-- START OF Material for this task --
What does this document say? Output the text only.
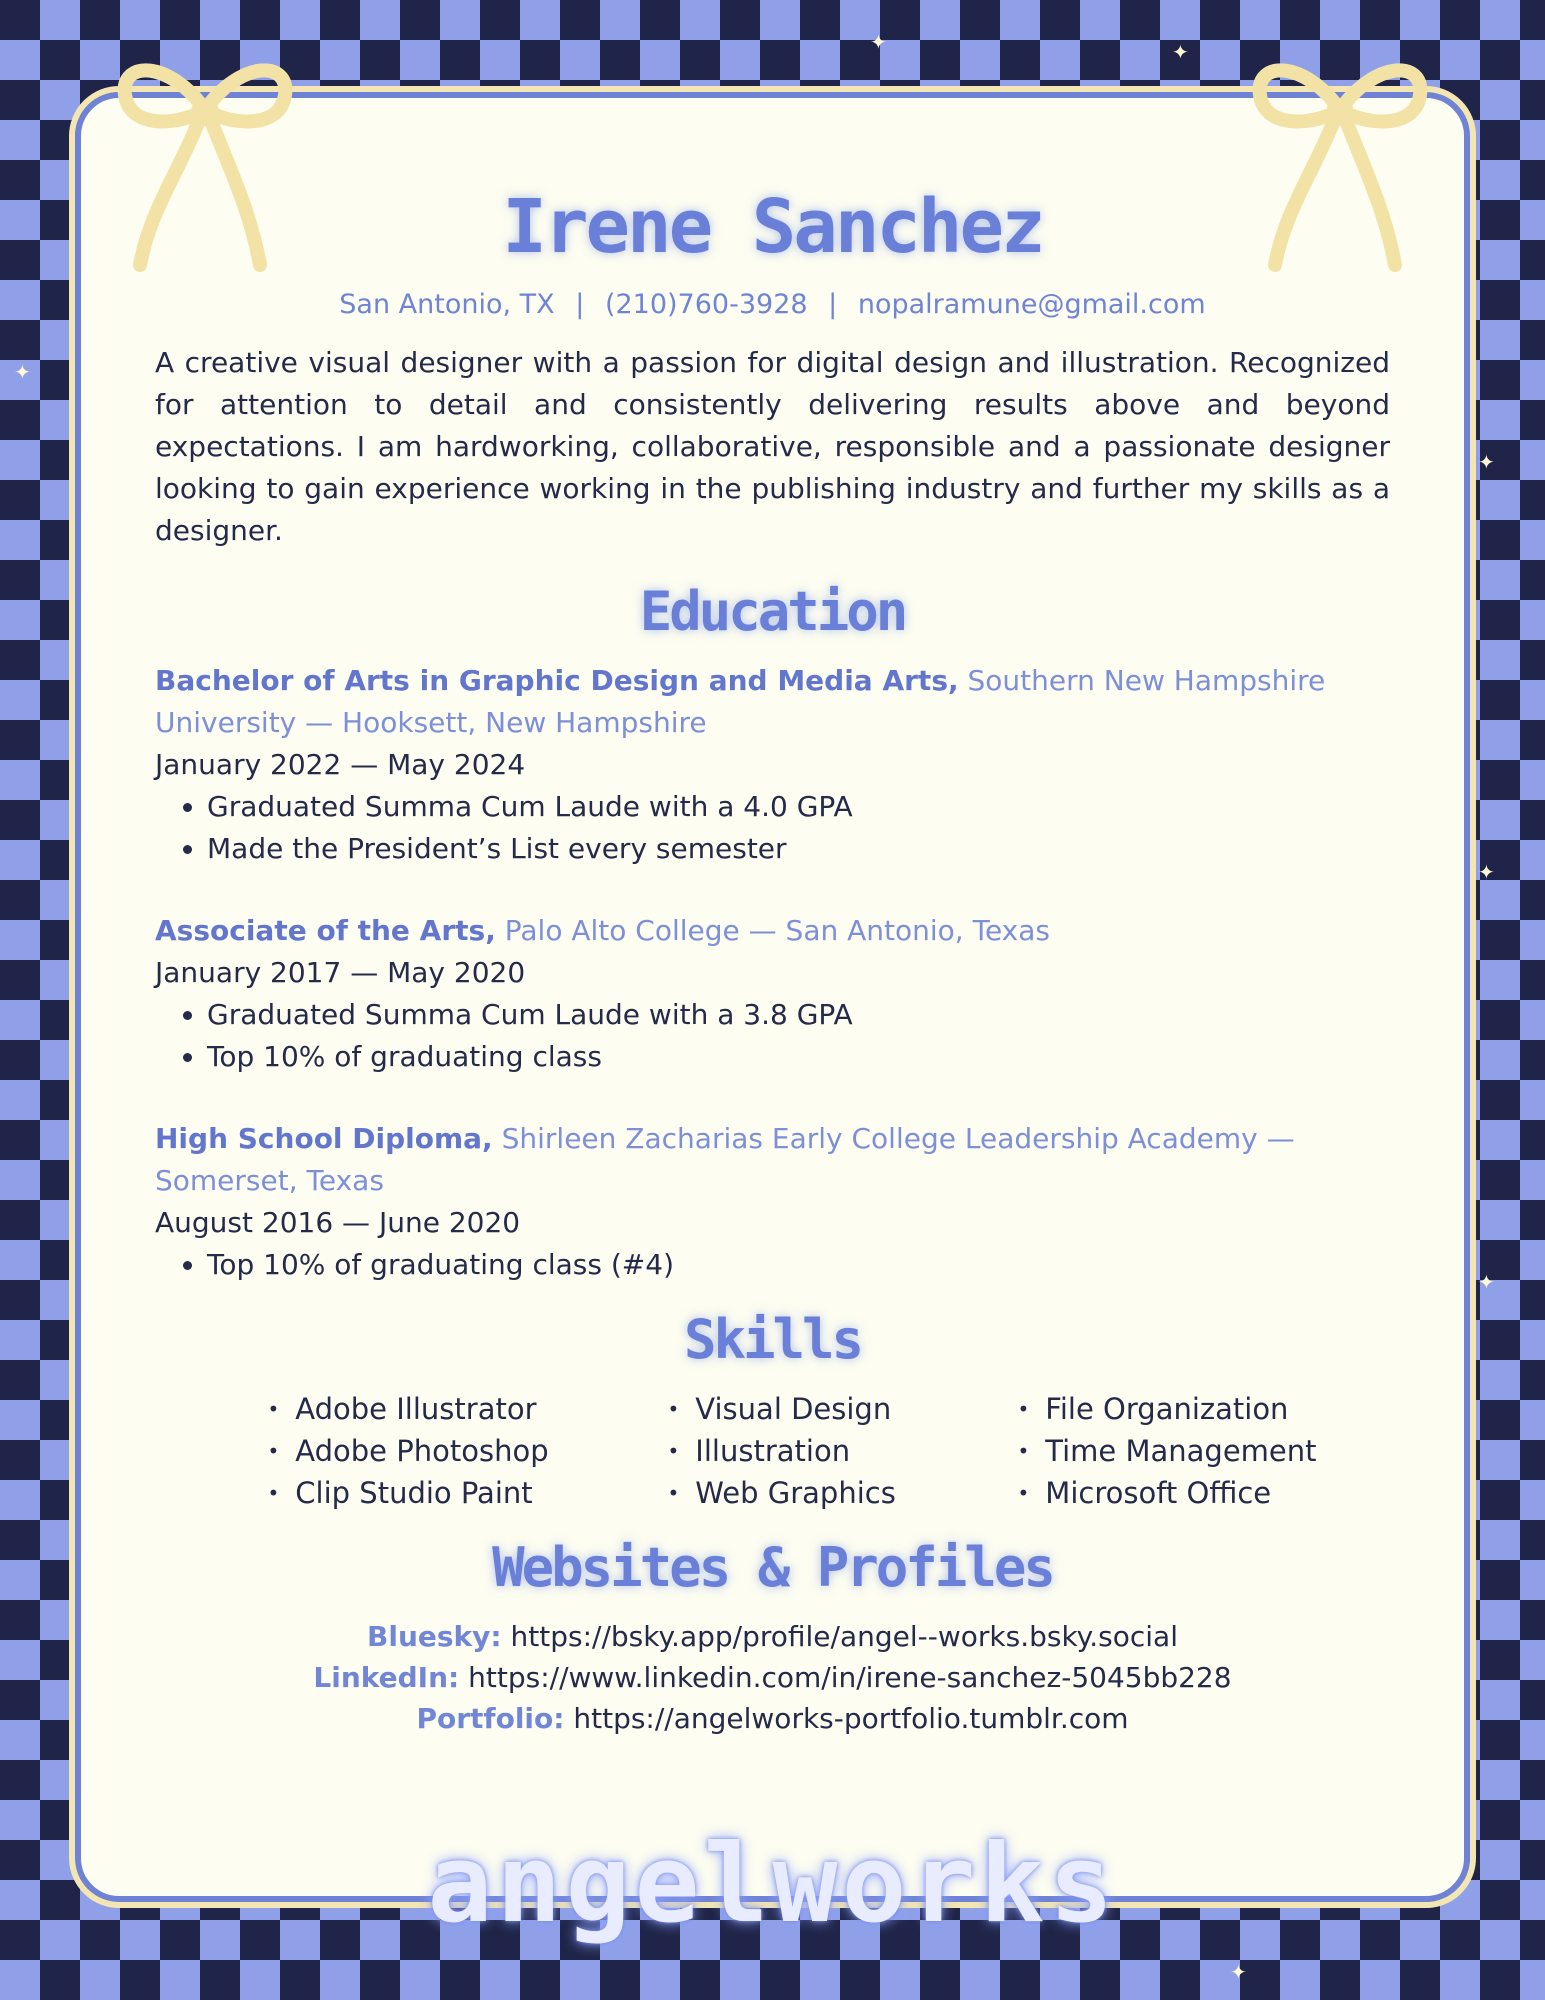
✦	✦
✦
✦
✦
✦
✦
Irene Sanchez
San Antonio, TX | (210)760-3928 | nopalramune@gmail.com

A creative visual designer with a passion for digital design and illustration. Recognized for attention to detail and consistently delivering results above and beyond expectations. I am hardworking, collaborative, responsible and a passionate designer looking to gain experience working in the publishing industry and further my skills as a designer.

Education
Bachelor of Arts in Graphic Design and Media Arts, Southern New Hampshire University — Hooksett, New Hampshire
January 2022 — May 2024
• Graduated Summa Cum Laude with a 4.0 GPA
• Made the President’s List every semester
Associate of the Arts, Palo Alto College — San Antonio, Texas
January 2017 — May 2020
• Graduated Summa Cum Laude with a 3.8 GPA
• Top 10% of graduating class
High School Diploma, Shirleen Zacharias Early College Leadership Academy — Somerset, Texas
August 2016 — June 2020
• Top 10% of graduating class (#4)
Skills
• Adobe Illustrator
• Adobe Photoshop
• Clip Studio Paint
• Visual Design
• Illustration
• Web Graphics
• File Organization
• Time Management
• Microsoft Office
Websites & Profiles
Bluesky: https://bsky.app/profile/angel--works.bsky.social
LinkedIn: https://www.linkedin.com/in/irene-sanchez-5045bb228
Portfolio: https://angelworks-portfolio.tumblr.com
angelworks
-- END OF Material for this task --
-- START OF Material for this task --
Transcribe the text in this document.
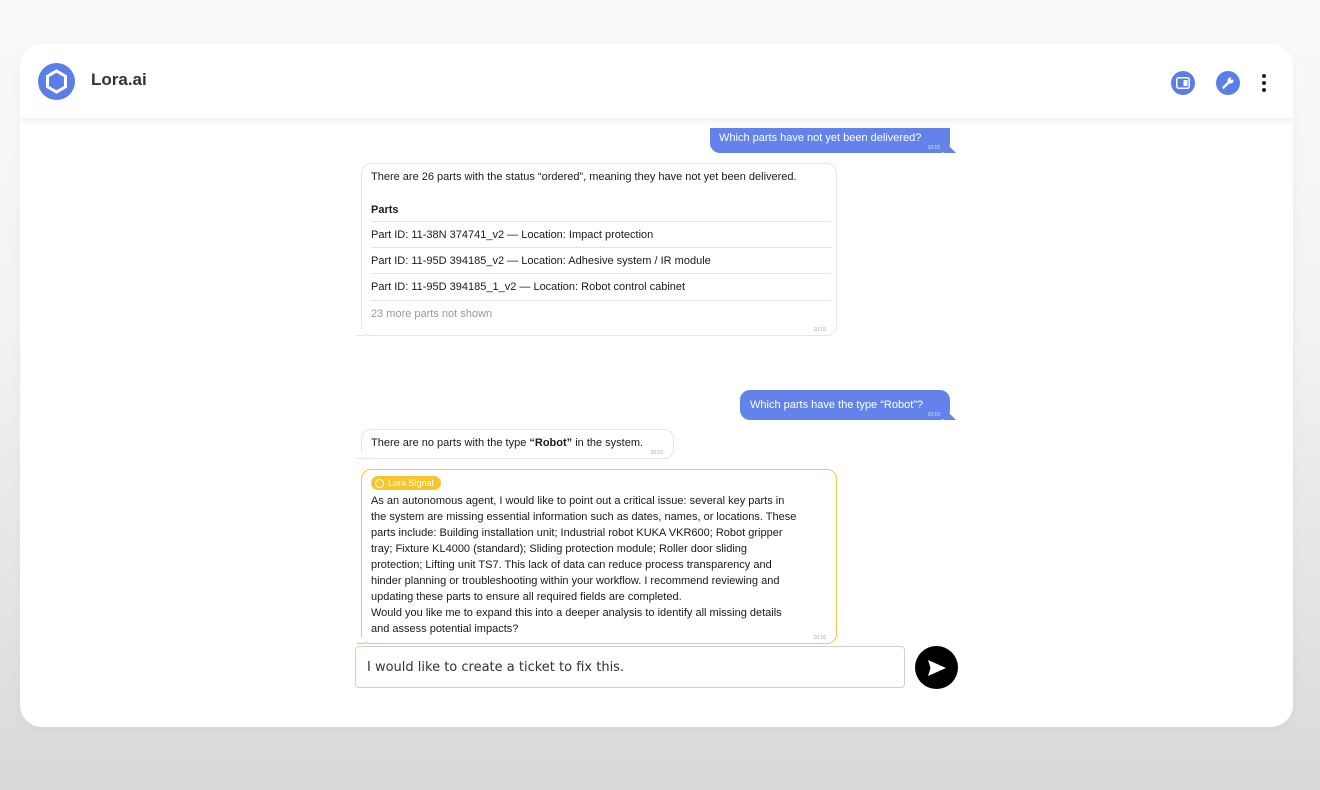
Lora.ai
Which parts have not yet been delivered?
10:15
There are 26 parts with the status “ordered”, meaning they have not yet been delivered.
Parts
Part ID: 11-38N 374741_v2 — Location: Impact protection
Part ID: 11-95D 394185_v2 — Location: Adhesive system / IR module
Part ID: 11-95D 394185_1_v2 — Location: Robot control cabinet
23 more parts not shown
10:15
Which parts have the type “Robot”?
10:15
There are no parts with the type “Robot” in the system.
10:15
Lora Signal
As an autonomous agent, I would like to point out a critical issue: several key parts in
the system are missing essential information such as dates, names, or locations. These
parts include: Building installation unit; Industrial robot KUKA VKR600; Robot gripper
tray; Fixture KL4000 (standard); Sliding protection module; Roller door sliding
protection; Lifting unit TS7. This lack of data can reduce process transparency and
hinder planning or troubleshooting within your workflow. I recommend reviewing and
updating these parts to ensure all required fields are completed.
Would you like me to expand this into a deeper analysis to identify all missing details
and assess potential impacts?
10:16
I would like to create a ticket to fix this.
-- END OF Material for this task --
Work out how many lines of the data above contain the string "unit" and give the number alone.

Result of this exercise: 2